> **The request**
Reproduce the records that follow in full, excluding any picture they contain.

> **Stored data entries**

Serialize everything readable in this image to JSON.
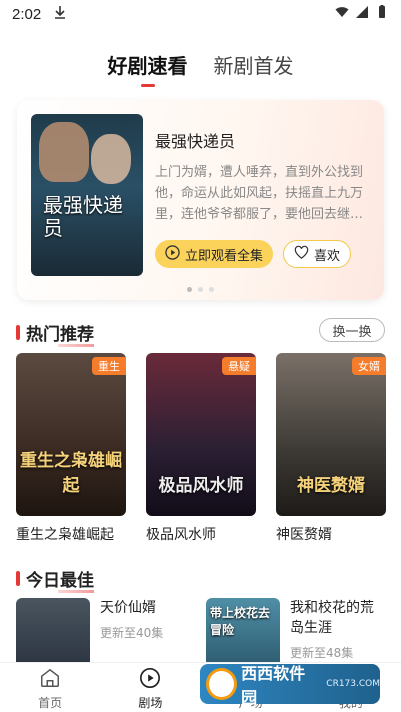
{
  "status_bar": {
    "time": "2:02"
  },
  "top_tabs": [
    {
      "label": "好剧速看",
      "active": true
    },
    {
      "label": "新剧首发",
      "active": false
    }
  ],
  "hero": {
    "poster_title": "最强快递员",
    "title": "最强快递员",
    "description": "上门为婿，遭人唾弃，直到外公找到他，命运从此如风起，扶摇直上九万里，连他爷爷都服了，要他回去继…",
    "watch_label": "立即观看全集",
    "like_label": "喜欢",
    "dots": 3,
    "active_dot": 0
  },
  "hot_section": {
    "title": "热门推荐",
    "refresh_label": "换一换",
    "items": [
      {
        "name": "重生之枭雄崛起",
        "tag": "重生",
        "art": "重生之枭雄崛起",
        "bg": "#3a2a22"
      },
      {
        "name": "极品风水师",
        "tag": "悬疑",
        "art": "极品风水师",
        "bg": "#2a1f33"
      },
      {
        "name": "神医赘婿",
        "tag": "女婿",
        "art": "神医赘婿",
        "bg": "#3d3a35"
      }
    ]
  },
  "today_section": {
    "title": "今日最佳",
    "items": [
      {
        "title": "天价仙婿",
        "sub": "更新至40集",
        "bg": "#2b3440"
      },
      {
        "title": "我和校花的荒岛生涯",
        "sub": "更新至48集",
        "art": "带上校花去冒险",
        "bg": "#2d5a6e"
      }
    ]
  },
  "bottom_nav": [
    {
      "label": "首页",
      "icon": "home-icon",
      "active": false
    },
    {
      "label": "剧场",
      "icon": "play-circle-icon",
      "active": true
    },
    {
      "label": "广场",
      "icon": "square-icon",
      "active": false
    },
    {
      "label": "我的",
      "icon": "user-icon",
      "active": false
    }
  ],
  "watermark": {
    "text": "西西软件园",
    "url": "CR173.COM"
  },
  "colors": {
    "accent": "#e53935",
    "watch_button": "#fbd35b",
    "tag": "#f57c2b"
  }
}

> **Output for this task**
Serialize everything readable in this image to JSON.
{
  "status_bar": {
    "time": "2:02"
  },
  "top_tabs": [
    {
      "label": "好剧速看",
      "active": true
    },
    {
      "label": "新剧首发",
      "active": false
    }
  ],
  "hero": {
    "poster_title": "最强快递员",
    "title": "最强快递员",
    "description": "上门为婿，遭人唾弃，直到外公找到他，命运从此如风起，扶摇直上九万里，连他爷爷都服了，要他回去继…",
    "watch_label": "立即观看全集",
    "like_label": "喜欢",
    "dots": 3,
    "active_dot": 0
  },
  "hot_section": {
    "title": "热门推荐",
    "refresh_label": "换一换",
    "items": [
      {
        "name": "重生之枭雄崛起",
        "tag": "重生",
        "art": "重生之枭雄崛起",
        "bg": "#3a2a22"
      },
      {
        "name": "极品风水师",
        "tag": "悬疑",
        "art": "极品风水师",
        "bg": "#2a1f33"
      },
      {
        "name": "神医赘婿",
        "tag": "女婿",
        "art": "神医赘婿",
        "bg": "#3d3a35"
      }
    ]
  },
  "today_section": {
    "title": "今日最佳",
    "items": [
      {
        "title": "天价仙婿",
        "sub": "更新至40集",
        "bg": "#2b3440"
      },
      {
        "title": "我和校花的荒岛生涯",
        "sub": "更新至48集",
        "art": "带上校花去冒险",
        "bg": "#2d5a6e"
      }
    ]
  },
  "bottom_nav": [
    {
      "label": "首页",
      "icon": "home-icon",
      "active": false
    },
    {
      "label": "剧场",
      "icon": "play-circle-icon",
      "active": true
    },
    {
      "label": "广场",
      "icon": "square-icon",
      "active": false
    },
    {
      "label": "我的",
      "icon": "user-icon",
      "active": false
    }
  ],
  "watermark": {
    "text": "西西软件园",
    "url": "CR173.COM"
  },
  "colors": {
    "accent": "#e53935",
    "watch_button": "#fbd35b",
    "tag": "#f57c2b"
  }
}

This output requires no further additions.